| Goal of the exercise |
Every entry below should be repeated exactly; the pictures should not.

Entries taken from a collection
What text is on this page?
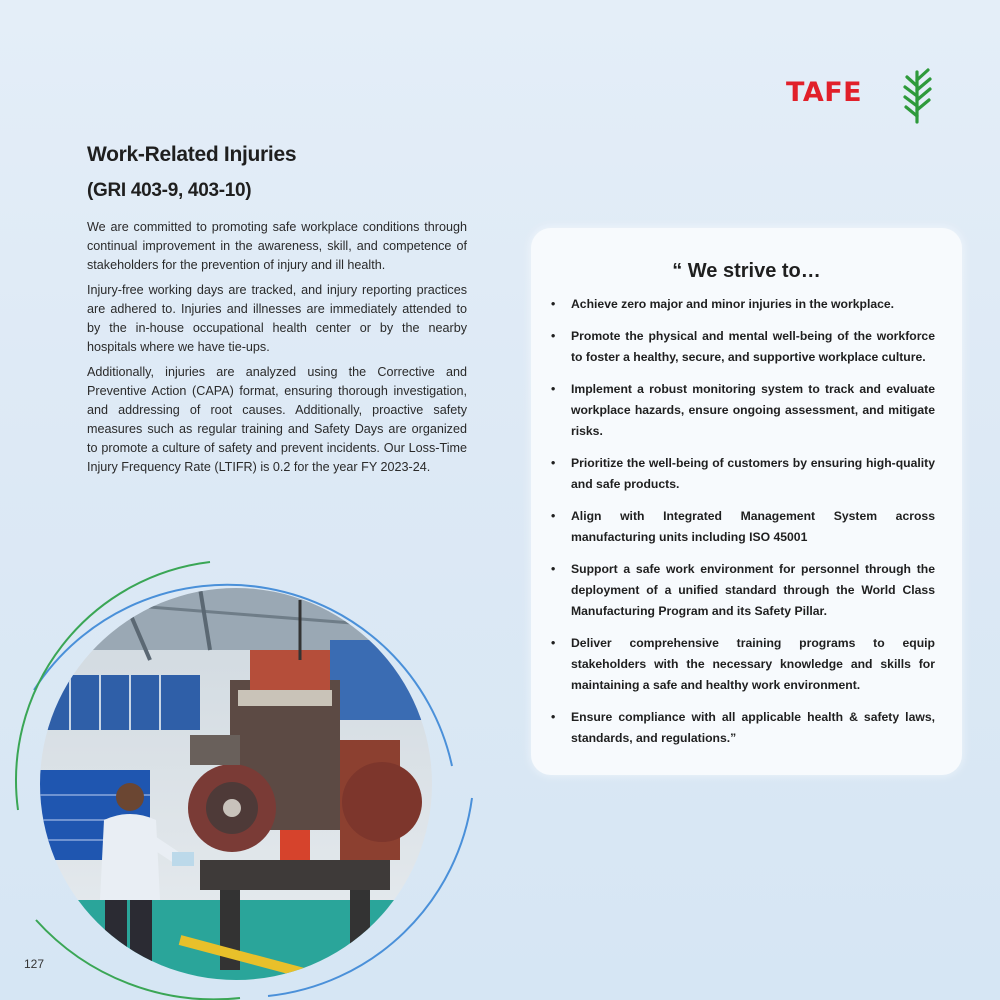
TAFE
Work-Related Injuries
(GRI 403-9, 403-10)

We are committed to promoting safe workplace conditions through continual improvement in the awareness, skill, and competence of stakeholders for the prevention of injury and ill health.

Injury-free working days are tracked, and injury reporting practices are adhered to. Injuries and illnesses are immediately attended to by the in-house occupational health center or by the nearby hospitals where we have tie-ups.

Additionally, injuries are analyzed using the Corrective and Preventive Action (CAPA) format, ensuring thorough investigation, and addressing of root causes. Additionally, proactive safety measures such as regular training and Safety Days are organized to promote a culture of safety and prevent incidents. Our Loss-Time Injury Frequency Rate (LTIFR) is 0.2 for the year FY 2023-24.

“ We strive to…
• Achieve zero major and minor injuries in the workplace.
• Promote the physical and mental well-being of the workforce to foster a healthy, secure, and supportive workplace culture.
• Implement a robust monitoring system to track and evaluate workplace hazards, ensure ongoing assessment, and mitigate risks.
• Prioritize the well-being of customers by ensuring high-quality and safe products.
• Align with Integrated Management System across manufacturing units including ISO 45001
• Support a safe work environment for personnel through the deployment of a unified standard through the World Class Manufacturing Program and its Safety Pillar.
• Deliver comprehensive training programs to equip stakeholders with the necessary knowledge and skills for maintaining a safe and healthy work environment.
• Ensure compliance with all applicable health & safety laws, standards, and regulations.”
127
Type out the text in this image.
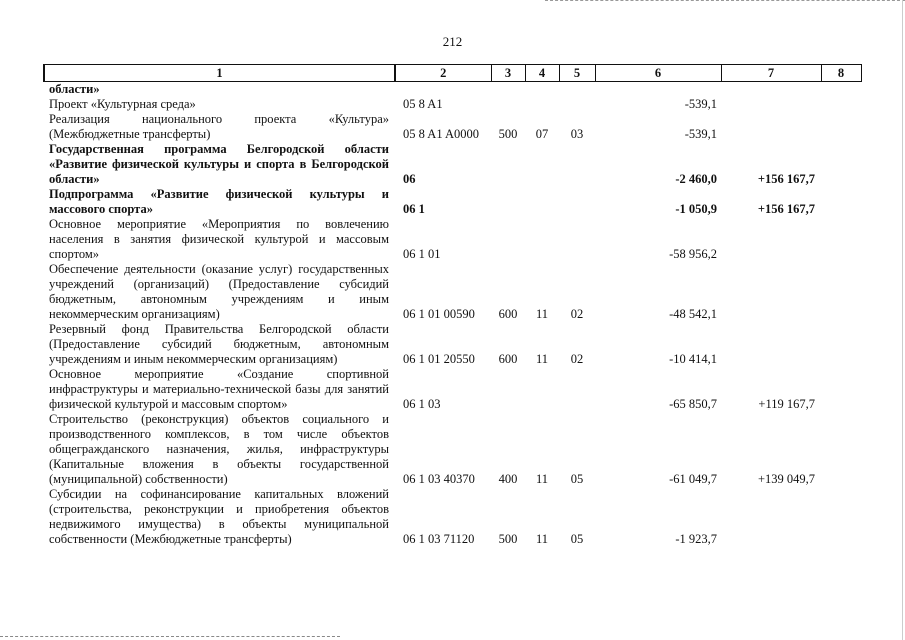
212
1	2	3	4	5	6	7	8
области»							
Проект «Культурная среда»	05 8 A1				-539,1		
Реализация национального проекта «Культура» (Межбюджетные трансферты)	05 8 A1 A0000	500	07	03	-539,1		
Государственная программа Белгородской области «Развитие физической культуры и спорта в Белгородской области»	06				-2 460,0	+156 167,7	
Подпрограмма «Развитие физической культуры и массового спорта»	06 1				-1 050,9	+156 167,7	
Основное мероприятие «Мероприятия по вовлечению населения в занятия физической культурой и массовым спортом»	06 1 01				-58 956,2		
Обеспечение деятельности (оказание услуг) государственных учреждений (организаций) (Предоставление субсидий бюджетным, автономным учреждениям и иным некоммерческим организациям)	06 1 01 00590	600	11	02	-48 542,1		
Резервный фонд Правительства Белгородской области (Предоставление субсидий бюджетным, автономным учреждениям и иным некоммерческим организациям)	06 1 01 20550	600	11	02	-10 414,1		
Основное мероприятие «Создание спортивной инфраструктуры и материально-технической базы для занятий физической культурой и массовым спортом»	06 1 03				-65 850,7	+119 167,7	
Строительство (реконструкция) объектов социального и производственного комплексов, в том числе объектов общегражданского назначения, жилья, инфраструктуры (Капитальные вложения в объекты государственной (муниципальной) собственности)	06 1 03 40370	400	11	05	-61 049,7	+139 049,7	
Субсидии на софинансирование капитальных вложений (строительства, реконструкции и приобретения объектов недвижимого имущества) в объекты муниципальной собственности (Межбюджетные трансферты)	06 1 03 71120	500	11	05	-1 923,7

| Solution to the problem |
What text is on this page?
TAFE
Work-Related Injuries
(GRI 403-9, 403-10)

We are committed to promoting safe workplace conditions through continual improvement in the awareness, skill, and competence of stakeholders for the prevention of injury and ill health.

Injury-free working days are tracked, and injury reporting practices are adhered to. Injuries and illnesses are immediately attended to by the in-house occupational health center or by the nearby hospitals where we have tie-ups.

Additionally, injuries are analyzed using the Corrective and Preventive Action (CAPA) format, ensuring thorough investigation, and addressing of root causes. Additionally, proactive safety measures such as regular training and Safety Days are organized to promote a culture of safety and prevent incidents. Our Loss-Time Injury Frequency Rate (LTIFR) is 0.2 for the year FY 2023-24.

“ We strive to…
• Achieve zero major and minor injuries in the workplace.
• Promote the physical and mental well-being of the workforce to foster a healthy, secure, and supportive workplace culture.
• Implement a robust monitoring system to track and evaluate workplace hazards, ensure ongoing assessment, and mitigate risks.
• Prioritize the well-being of customers by ensuring high-quality and safe products.
• Align with Integrated Management System across manufacturing units including ISO 45001
• Support a safe work environment for personnel through the deployment of a unified standard through the World Class Manufacturing Program and its Safety Pillar.
• Deliver comprehensive training programs to equip stakeholders with the necessary knowledge and skills for maintaining a safe and healthy work environment.
• Ensure compliance with all applicable health & safety laws, standards, and regulations.”
127
Type out the text in this image.
212
1	2	3	4	5	6	7	8
области»							
Проект «Культурная среда»	05 8 A1				-539,1		
Реализация национального проекта «Культура» (Межбюджетные трансферты)	05 8 A1 A0000	500	07	03	-539,1		
Государственная программа Белгородской области «Развитие физической культуры и спорта в Белгородской области»	06				-2 460,0	+156 167,7	
Подпрограмма «Развитие физической культуры и массового спорта»	06 1				-1 050,9	+156 167,7	
Основное мероприятие «Мероприятия по вовлечению населения в занятия физической культурой и массовым спортом»	06 1 01				-58 956,2		
Обеспечение деятельности (оказание услуг) государственных учреждений (организаций) (Предоставление субсидий бюджетным, автономным учреждениям и иным некоммерческим организациям)	06 1 01 00590	600	11	02	-48 542,1		
Резервный фонд Правительства Белгородской области (Предоставление субсидий бюджетным, автономным учреждениям и иным некоммерческим организациям)	06 1 01 20550	600	11	02	-10 414,1		
Основное мероприятие «Создание спортивной инфраструктуры и материально-технической базы для занятий физической культурой и массовым спортом»	06 1 03				-65 850,7	+119 167,7	
Строительство (реконструкция) объектов социального и производственного комплексов, в том числе объектов общегражданского назначения, жилья, инфраструктуры (Капитальные вложения в объекты государственной (муниципальной) собственности)	06 1 03 40370	400	11	05	-61 049,7	+139 049,7	
Субсидии на софинансирование капитальных вложений (строительства, реконструкции и приобретения объектов недвижимого имущества) в объекты муниципальной собственности (Межбюджетные трансферты)	06 1 03 71120	500	11	05	-1 923,7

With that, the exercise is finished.